[Data extracted from a collection]
┌──

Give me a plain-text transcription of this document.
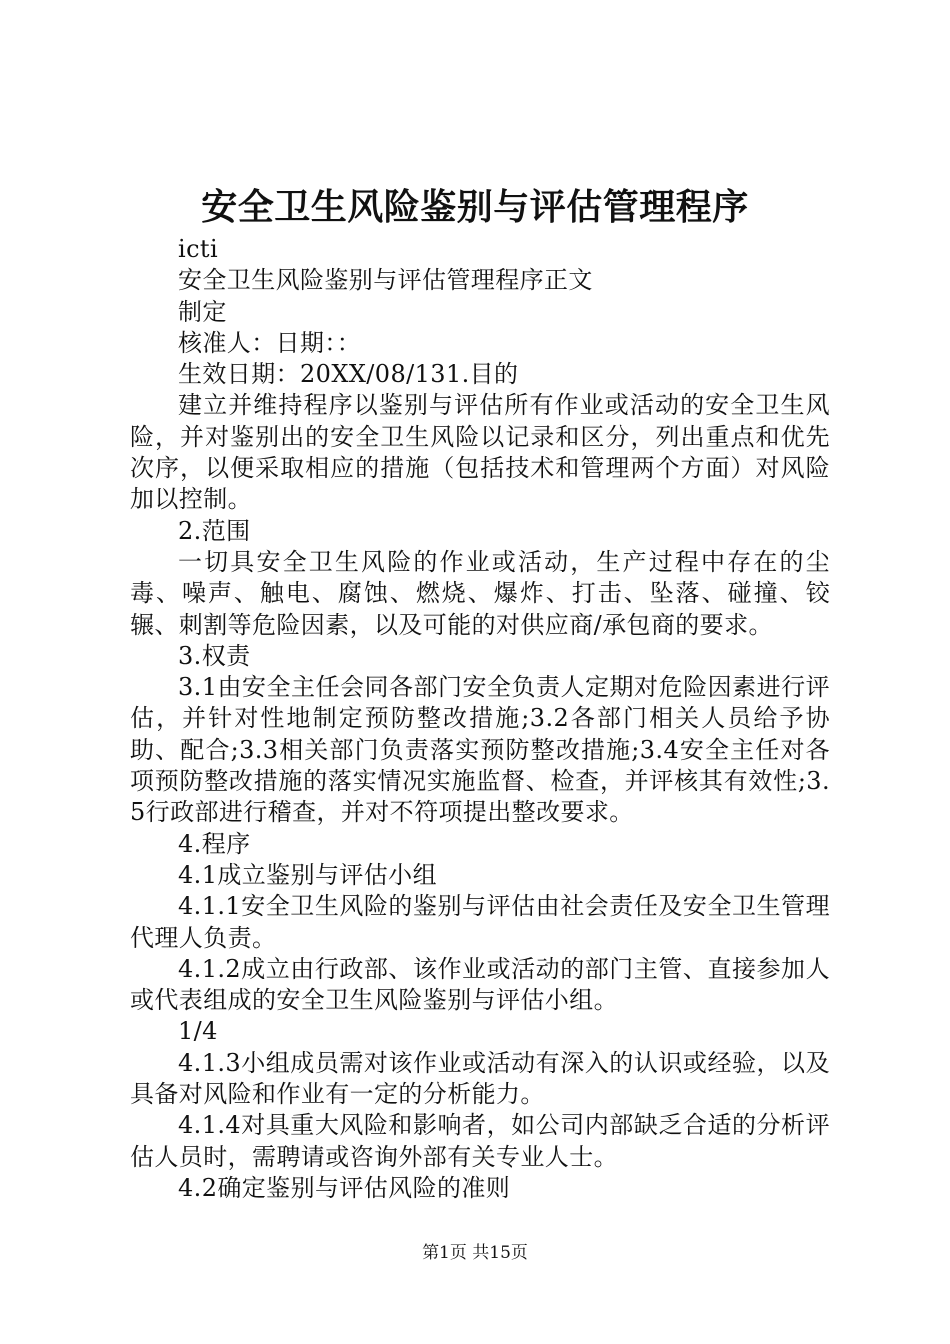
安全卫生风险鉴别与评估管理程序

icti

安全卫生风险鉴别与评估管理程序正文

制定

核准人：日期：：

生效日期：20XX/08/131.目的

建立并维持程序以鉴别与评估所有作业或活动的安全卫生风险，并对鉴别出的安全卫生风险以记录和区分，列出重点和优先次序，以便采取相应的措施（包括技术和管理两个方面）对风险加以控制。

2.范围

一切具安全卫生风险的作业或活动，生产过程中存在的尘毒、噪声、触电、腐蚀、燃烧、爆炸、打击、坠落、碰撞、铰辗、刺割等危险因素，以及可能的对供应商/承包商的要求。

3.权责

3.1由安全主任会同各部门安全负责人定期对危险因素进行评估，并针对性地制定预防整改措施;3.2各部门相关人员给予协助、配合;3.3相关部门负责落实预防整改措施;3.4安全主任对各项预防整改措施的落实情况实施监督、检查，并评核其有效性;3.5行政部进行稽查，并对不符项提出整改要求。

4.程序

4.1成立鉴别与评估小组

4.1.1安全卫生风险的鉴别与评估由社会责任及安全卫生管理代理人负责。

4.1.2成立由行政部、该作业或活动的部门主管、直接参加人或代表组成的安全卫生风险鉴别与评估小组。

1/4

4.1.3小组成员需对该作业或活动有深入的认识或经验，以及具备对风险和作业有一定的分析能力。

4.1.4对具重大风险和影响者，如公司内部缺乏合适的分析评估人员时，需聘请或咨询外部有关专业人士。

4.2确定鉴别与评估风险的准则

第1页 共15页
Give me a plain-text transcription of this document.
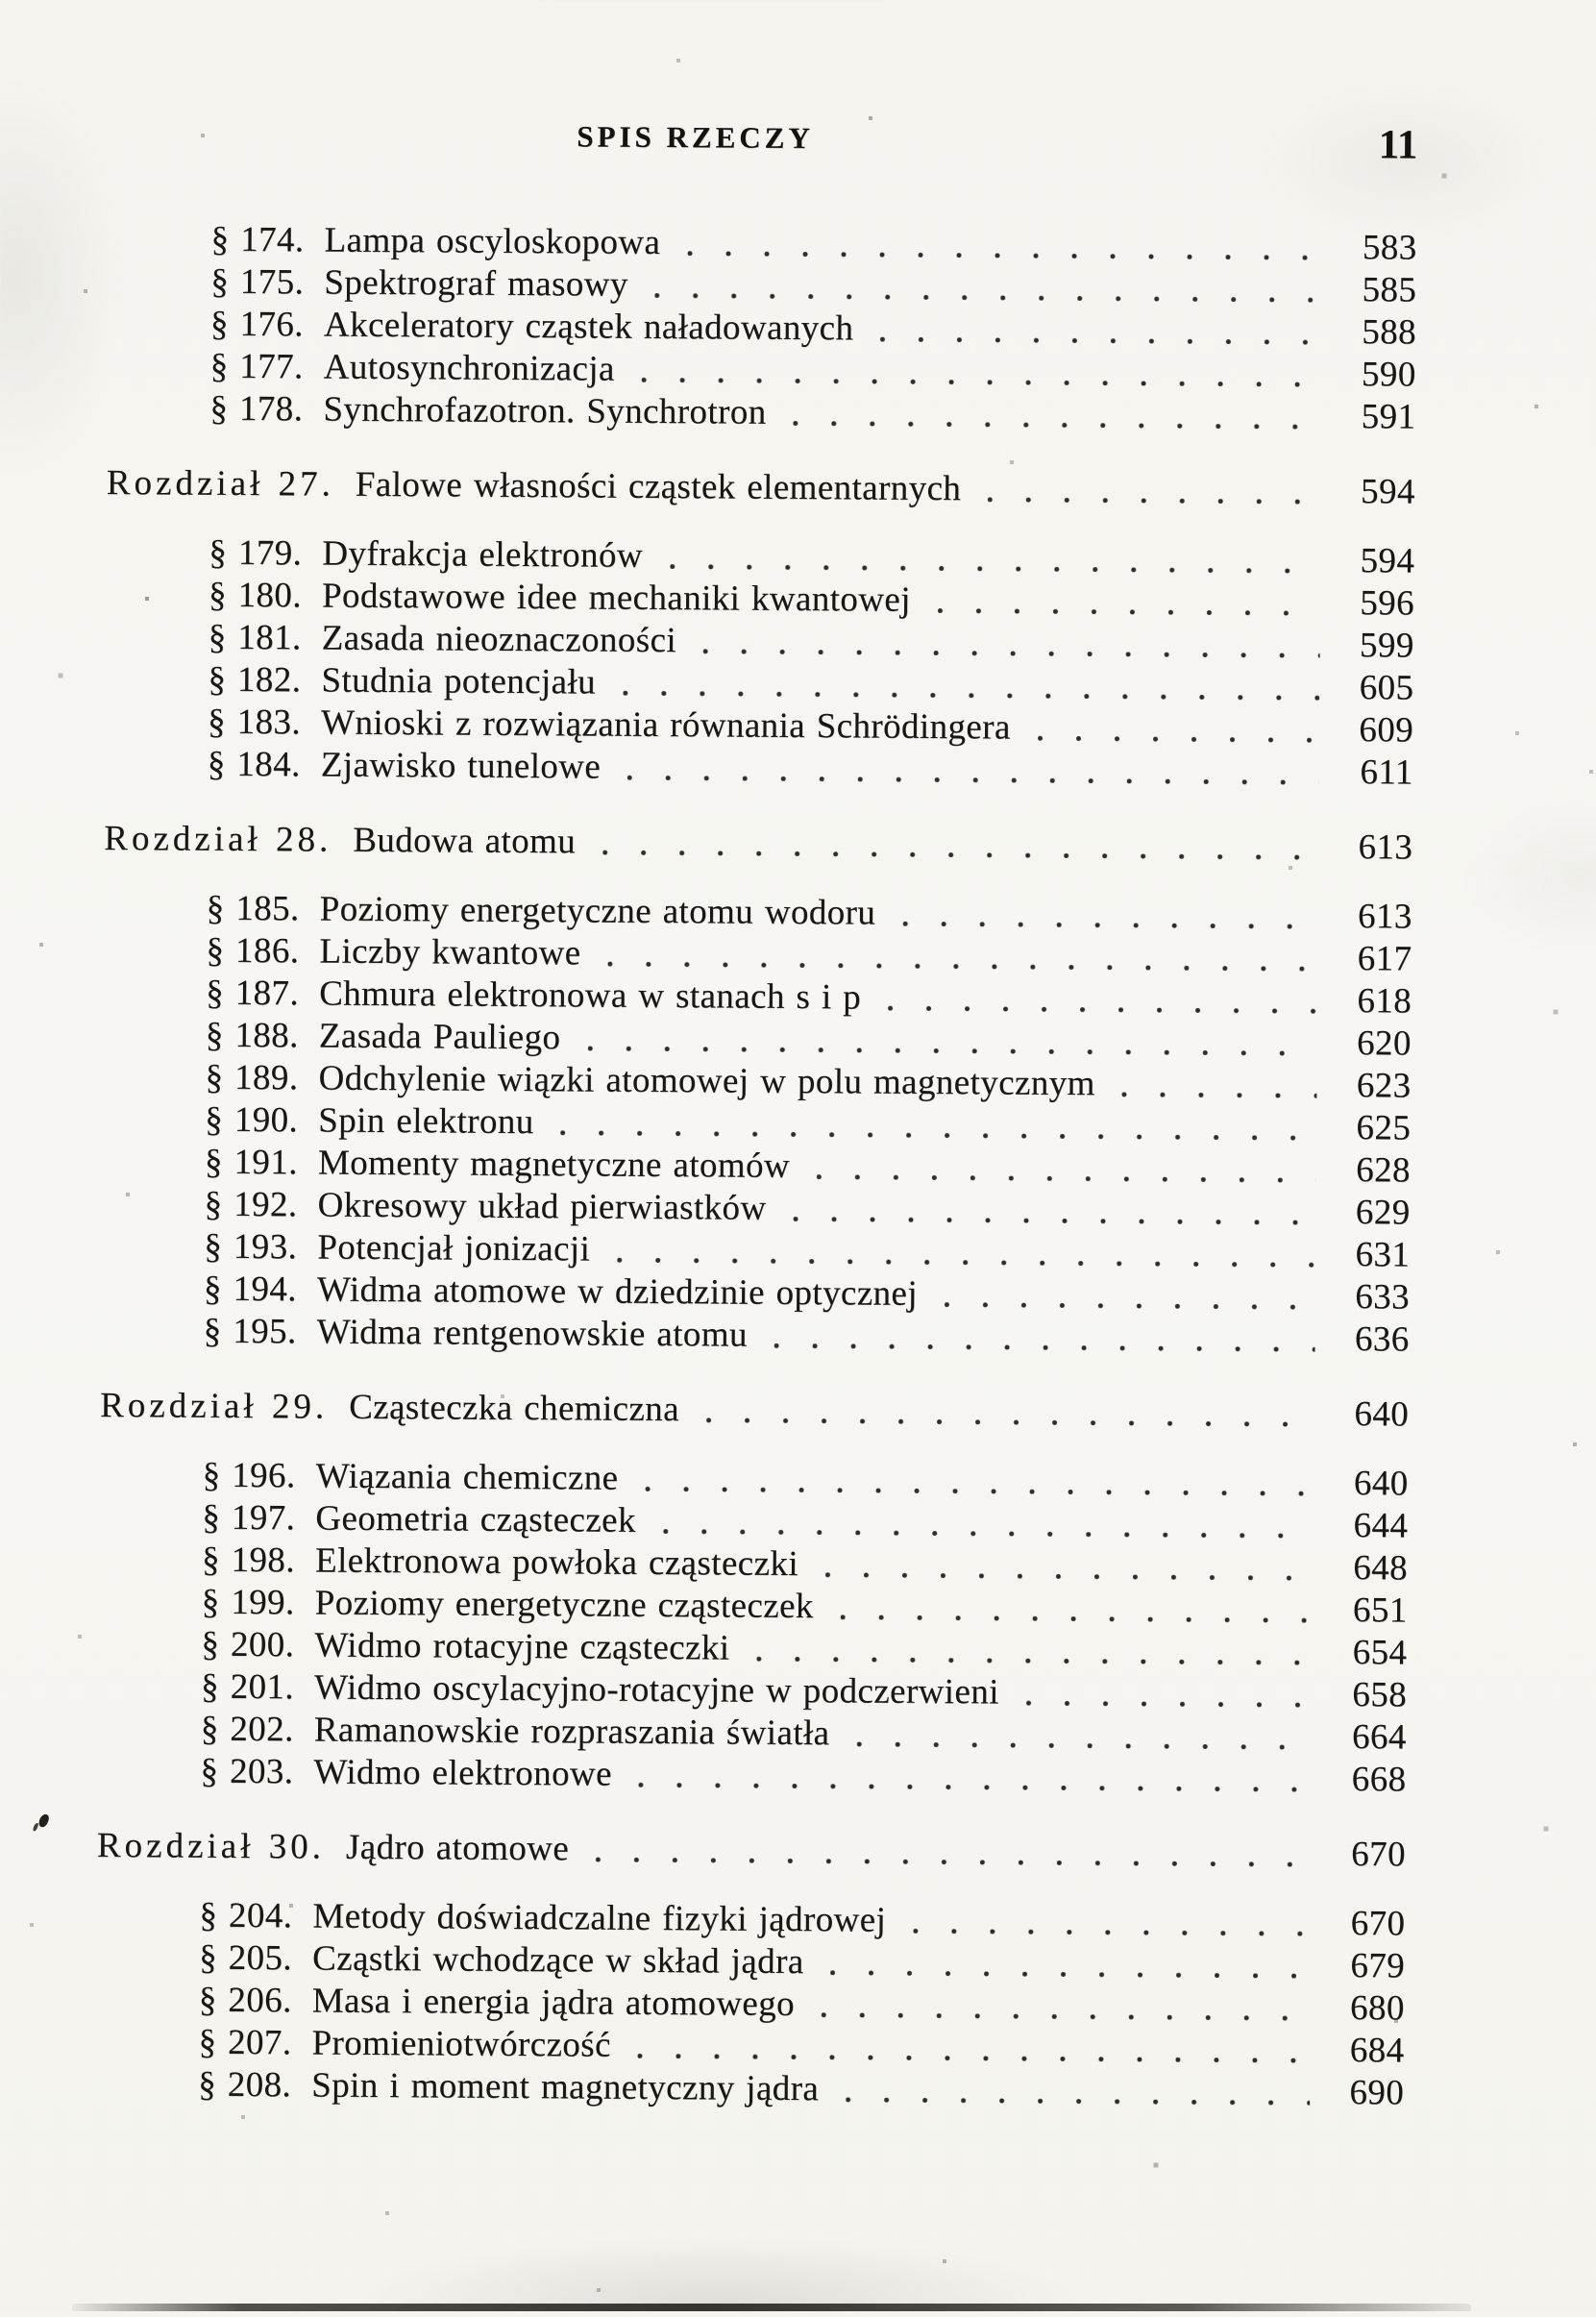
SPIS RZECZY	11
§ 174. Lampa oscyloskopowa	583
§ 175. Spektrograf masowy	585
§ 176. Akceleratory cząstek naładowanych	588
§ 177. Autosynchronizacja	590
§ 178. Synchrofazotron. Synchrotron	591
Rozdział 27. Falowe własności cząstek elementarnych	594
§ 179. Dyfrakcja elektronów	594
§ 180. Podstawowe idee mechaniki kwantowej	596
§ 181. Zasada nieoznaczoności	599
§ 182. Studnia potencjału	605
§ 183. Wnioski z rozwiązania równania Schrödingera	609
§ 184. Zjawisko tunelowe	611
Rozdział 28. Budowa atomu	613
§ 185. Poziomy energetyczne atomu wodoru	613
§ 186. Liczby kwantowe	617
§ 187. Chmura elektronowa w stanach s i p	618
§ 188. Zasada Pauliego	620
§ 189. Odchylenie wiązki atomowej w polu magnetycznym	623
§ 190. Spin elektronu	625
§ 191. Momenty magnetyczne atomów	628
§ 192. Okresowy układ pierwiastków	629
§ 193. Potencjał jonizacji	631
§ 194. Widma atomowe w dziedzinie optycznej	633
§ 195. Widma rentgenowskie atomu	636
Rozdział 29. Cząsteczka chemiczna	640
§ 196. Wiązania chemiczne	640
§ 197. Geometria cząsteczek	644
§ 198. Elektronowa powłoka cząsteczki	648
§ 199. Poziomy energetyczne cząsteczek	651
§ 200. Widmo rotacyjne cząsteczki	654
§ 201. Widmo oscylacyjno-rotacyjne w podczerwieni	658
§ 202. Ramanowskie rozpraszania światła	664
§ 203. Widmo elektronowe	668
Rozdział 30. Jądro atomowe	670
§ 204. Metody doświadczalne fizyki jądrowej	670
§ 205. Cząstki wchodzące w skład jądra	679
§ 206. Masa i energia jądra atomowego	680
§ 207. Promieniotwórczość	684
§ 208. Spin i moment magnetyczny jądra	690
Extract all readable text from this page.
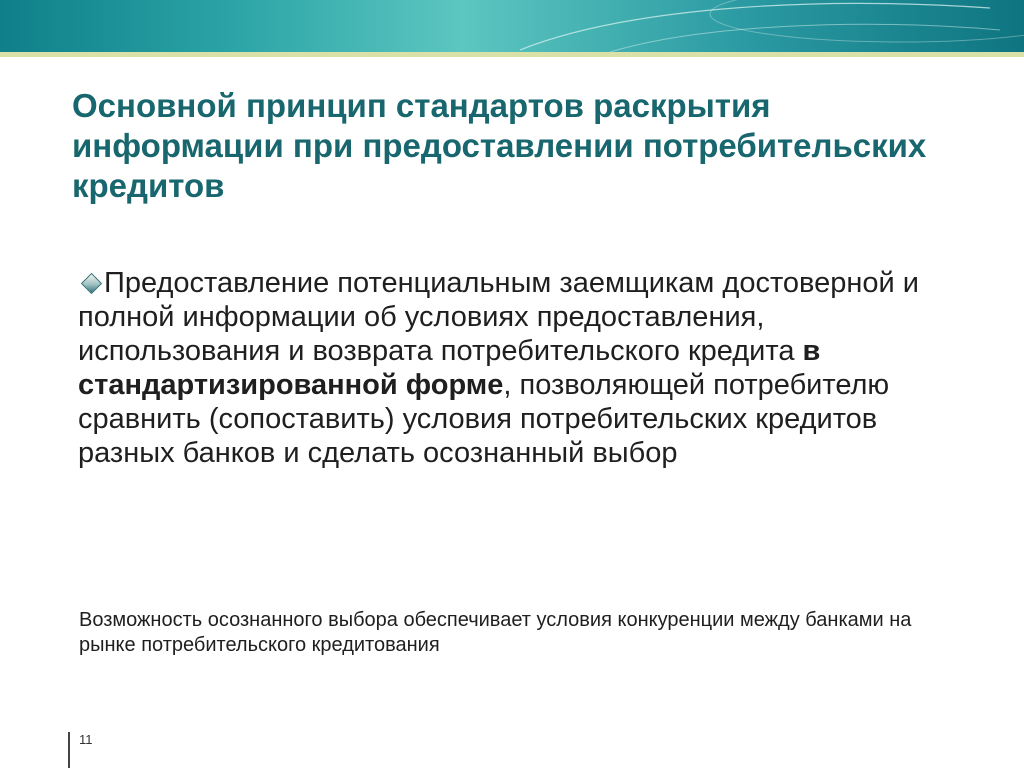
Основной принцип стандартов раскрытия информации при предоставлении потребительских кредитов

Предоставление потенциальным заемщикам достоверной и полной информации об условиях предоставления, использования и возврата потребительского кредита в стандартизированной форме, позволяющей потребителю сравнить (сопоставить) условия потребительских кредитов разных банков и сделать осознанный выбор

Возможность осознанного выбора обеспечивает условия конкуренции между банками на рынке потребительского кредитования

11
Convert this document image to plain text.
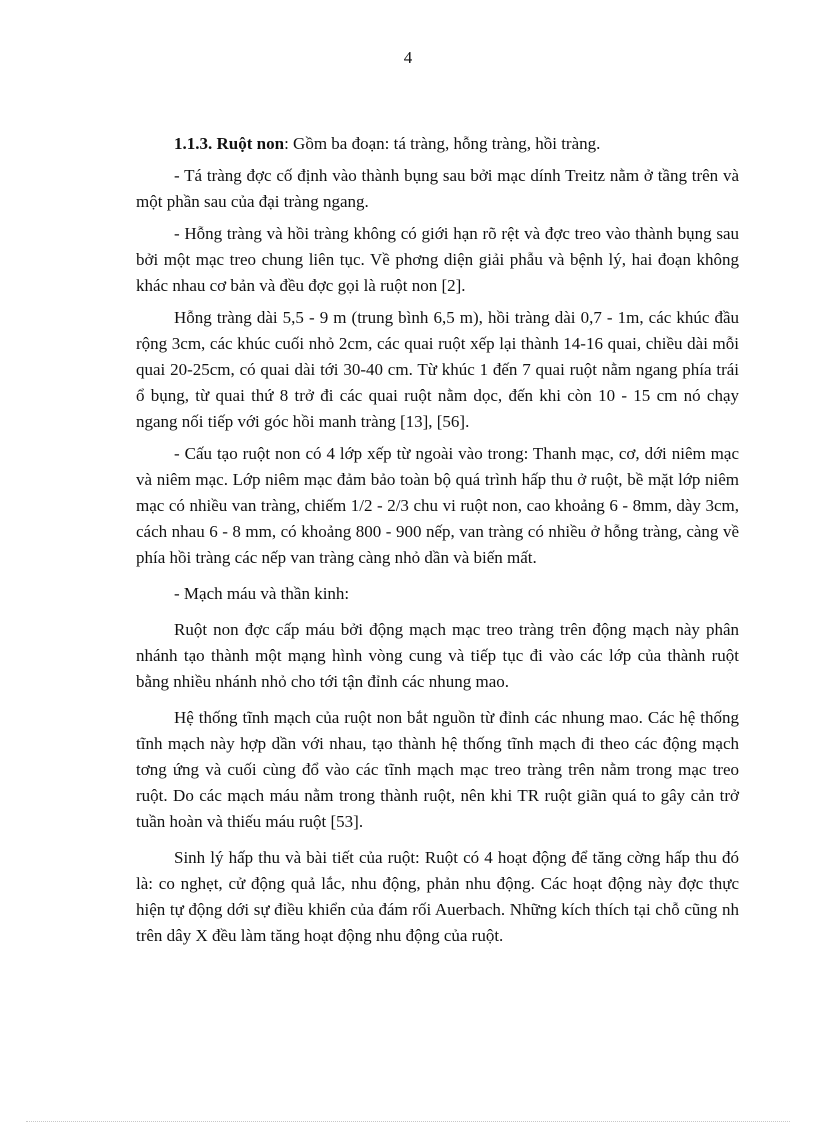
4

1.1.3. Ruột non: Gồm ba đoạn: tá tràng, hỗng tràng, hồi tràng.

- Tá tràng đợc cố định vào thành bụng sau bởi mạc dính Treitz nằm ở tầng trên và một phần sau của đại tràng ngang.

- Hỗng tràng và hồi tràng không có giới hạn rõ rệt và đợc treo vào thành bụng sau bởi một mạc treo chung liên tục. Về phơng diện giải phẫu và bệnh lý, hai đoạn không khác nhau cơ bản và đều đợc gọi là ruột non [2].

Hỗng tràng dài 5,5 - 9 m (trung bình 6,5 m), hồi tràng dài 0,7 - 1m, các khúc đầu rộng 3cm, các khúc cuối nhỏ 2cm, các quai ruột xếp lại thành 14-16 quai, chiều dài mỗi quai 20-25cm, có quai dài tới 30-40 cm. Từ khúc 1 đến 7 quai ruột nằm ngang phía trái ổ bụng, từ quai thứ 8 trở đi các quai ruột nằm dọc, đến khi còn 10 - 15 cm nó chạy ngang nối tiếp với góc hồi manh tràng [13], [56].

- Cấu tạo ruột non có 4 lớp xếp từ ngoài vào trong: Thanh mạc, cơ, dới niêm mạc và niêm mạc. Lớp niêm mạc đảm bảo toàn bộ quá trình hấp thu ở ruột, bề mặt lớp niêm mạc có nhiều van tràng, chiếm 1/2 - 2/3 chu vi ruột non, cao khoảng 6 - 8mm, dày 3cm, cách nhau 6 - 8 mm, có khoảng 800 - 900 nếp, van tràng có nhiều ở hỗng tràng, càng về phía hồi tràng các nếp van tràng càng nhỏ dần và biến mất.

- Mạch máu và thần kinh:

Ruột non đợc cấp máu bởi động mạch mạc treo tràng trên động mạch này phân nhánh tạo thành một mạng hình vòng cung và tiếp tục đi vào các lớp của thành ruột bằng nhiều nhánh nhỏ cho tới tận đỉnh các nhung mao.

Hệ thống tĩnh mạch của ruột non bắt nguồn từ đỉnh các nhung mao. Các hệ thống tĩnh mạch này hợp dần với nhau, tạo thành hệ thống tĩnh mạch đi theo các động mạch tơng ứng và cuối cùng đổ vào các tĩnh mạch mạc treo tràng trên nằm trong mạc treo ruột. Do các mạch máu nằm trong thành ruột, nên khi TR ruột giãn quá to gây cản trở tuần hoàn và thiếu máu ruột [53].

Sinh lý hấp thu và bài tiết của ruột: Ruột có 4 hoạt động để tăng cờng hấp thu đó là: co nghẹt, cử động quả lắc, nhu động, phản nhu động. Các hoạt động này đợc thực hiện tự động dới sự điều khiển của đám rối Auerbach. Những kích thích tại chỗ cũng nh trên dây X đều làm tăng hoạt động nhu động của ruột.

└──

Gather up the lines that contain the word "nhiều".

- Cấu tạo ruột non có 4 lớp xếp từ ngoài vào trong: Thanh mạc, cơ, dới niêm mạc và niêm mạc. Lớp niêm mạc đảm bảo toàn bộ quá trình hấp thu ở ruột, bề mặt lớp niêm mạc có nhiều van tràng, chiếm 1/2 - 2/3 chu vi ruột non, cao khoảng 6 - 8mm, dày 3cm, cách nhau 6 - 8 mm, có khoảng 800 - 900 nếp, van tràng có nhiều ở hỗng tràng, càng về phía hồi tràng các nếp van tràng càng nhỏ dần và biến mất.
Ruột non đợc cấp máu bởi động mạch mạc treo tràng trên động mạch này phân nhánh tạo thành một mạng hình vòng cung và tiếp tục đi vào các lớp của thành ruột bằng nhiều nhánh nhỏ cho tới tận đỉnh các nhung mao.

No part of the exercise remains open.